[Stored items]
■ ■ ■ ■ ■ ■ ■

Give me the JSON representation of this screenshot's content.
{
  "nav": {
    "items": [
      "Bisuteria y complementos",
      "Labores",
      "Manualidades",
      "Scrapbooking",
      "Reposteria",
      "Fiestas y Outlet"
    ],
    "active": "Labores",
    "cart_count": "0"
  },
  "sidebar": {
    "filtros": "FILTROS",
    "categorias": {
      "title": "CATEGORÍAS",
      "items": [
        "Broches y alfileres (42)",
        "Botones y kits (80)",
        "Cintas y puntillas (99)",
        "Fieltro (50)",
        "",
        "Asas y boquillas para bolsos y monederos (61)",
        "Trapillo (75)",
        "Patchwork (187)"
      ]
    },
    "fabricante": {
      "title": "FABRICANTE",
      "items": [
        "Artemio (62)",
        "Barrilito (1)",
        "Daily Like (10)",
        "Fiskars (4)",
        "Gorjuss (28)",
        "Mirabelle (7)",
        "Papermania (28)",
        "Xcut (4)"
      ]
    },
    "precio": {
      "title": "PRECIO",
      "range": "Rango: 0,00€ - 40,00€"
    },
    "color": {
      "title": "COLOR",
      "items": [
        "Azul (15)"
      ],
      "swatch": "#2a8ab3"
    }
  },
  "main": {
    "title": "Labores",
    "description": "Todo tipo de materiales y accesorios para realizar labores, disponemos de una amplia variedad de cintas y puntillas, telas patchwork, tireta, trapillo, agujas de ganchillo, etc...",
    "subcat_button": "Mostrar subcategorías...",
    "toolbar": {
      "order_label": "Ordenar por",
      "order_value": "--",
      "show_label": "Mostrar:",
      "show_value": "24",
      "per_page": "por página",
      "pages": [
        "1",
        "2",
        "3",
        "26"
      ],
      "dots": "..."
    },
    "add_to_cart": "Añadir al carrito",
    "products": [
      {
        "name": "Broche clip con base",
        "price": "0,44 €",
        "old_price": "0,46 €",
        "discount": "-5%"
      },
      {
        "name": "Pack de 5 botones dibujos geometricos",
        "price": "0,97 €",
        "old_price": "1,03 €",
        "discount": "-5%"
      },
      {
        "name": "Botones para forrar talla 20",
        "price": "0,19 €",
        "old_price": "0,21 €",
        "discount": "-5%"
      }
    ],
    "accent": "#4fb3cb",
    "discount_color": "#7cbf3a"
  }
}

■ ■ ■ ■ ■ ■ ■

#### TASK
How many of the lines above include the string "Mostrar"? Answer with the number only.

#### TASK OUTPUT
2